Lines of data
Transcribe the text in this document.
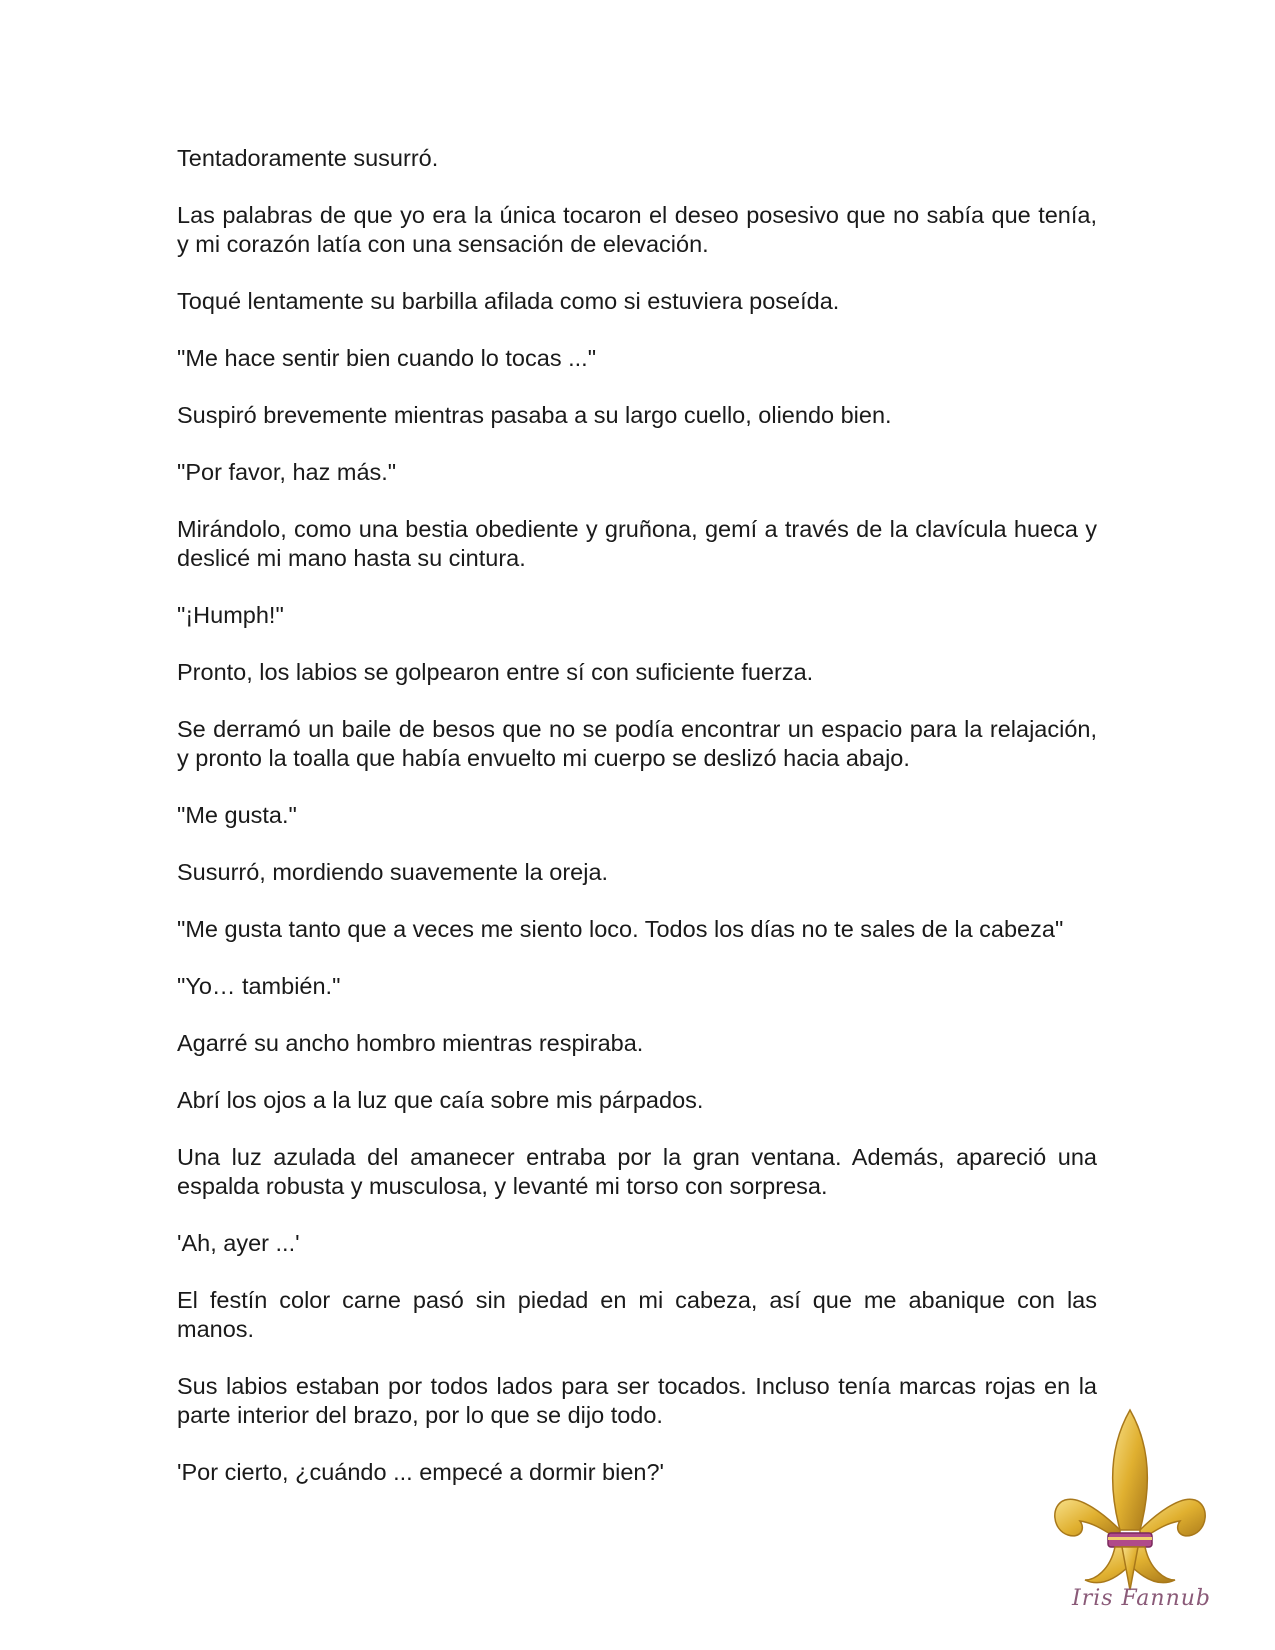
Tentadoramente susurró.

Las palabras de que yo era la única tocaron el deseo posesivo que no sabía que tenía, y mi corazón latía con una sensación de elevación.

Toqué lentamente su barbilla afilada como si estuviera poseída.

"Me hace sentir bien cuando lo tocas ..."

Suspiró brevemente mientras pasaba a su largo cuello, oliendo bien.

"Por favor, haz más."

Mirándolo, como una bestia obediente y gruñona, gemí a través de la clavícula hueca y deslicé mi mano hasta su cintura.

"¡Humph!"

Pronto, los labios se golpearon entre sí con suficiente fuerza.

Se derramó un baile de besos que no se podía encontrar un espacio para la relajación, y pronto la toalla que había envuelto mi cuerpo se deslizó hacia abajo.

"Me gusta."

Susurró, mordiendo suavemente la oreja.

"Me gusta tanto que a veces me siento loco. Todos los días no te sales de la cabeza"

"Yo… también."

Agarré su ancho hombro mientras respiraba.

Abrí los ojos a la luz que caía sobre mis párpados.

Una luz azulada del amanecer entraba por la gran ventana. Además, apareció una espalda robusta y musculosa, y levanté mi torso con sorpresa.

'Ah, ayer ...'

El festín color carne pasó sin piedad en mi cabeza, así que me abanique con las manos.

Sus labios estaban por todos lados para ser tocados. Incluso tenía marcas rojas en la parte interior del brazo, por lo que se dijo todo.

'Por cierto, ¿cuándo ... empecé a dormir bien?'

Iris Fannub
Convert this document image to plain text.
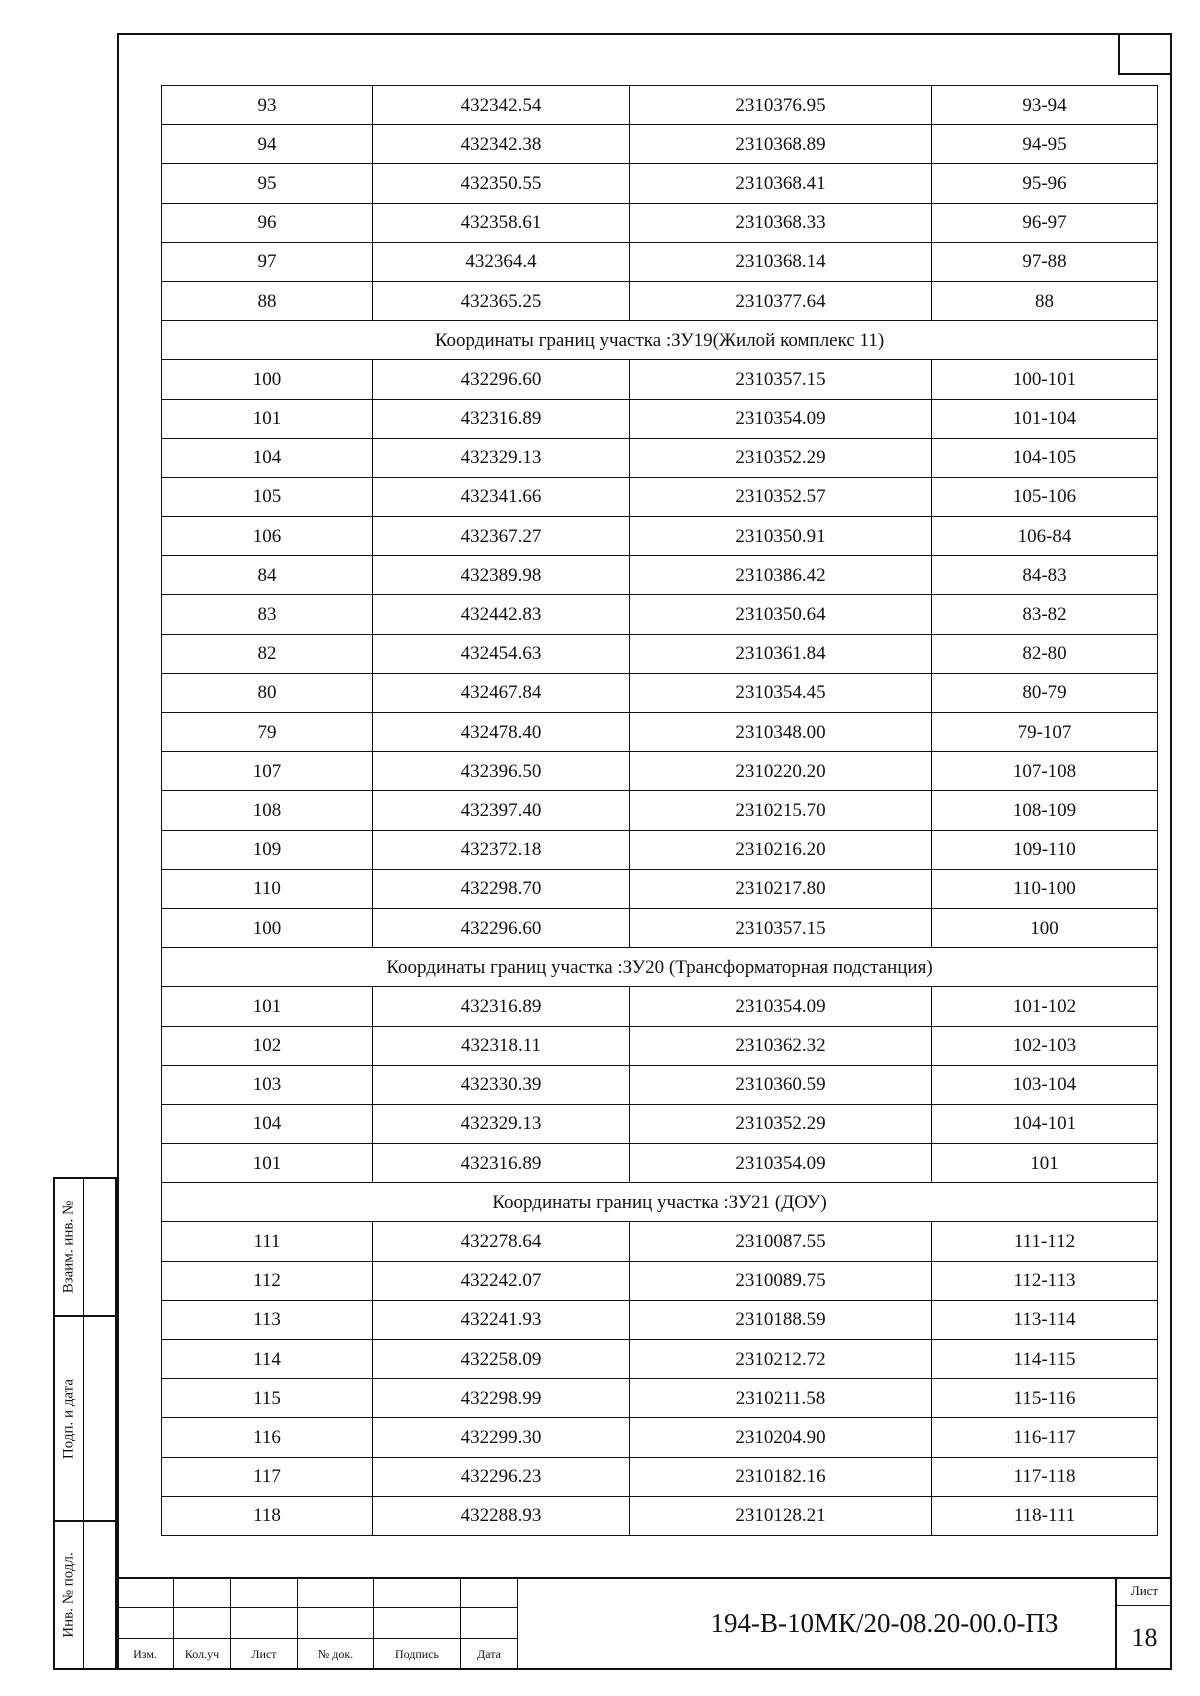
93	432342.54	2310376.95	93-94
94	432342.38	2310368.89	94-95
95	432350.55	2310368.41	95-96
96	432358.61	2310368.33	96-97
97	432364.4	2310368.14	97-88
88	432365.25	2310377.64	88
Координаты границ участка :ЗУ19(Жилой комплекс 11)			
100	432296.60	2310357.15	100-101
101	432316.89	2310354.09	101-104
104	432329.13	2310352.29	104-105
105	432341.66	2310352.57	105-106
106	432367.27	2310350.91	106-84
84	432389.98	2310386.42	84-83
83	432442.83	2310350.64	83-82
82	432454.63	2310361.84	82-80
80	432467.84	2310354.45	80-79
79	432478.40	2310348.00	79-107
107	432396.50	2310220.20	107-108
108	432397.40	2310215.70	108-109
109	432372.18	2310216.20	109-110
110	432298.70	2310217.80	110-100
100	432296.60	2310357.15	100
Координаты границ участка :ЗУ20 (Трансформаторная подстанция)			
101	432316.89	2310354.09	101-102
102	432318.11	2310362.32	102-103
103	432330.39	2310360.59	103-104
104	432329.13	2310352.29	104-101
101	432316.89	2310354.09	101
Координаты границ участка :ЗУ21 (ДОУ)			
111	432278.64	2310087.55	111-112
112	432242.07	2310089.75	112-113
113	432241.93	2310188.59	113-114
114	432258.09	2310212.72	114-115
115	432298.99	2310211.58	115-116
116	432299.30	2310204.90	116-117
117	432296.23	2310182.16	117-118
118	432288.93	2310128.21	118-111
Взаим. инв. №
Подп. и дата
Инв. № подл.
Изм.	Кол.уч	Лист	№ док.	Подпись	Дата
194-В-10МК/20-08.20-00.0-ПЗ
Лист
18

Your objective
Look through the entries above; copy every line holding the string "como".

Exercise response
Toqué lentamente su barbilla afilada como si estuviera poseída.
Mirándolo, como una bestia obediente y gruñona, gemí a través de la clavícula hueca y deslicé mi mano hasta su cintura.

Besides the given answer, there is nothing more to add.